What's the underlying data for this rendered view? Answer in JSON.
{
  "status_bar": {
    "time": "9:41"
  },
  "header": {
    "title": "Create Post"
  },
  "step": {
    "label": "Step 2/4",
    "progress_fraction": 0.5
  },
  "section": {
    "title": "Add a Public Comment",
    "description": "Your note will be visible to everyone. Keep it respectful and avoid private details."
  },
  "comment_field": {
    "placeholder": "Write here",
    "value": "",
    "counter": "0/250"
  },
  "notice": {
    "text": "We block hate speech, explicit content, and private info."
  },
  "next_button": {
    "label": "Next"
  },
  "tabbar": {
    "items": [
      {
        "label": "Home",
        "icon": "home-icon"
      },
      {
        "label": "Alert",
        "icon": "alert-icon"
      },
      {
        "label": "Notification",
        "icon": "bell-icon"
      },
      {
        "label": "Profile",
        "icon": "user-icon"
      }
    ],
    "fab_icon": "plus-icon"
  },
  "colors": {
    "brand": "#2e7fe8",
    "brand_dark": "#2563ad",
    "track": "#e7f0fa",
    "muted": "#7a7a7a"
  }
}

■ ■ ■ ■ ■ ■ ■

## What you should do
Copy out every line of the data that includes "private".

## Result
    "description": "Your note will be visible to everyone. Keep it respectful and avoid private details."
    "text": "We block hate speech, explicit content, and private info."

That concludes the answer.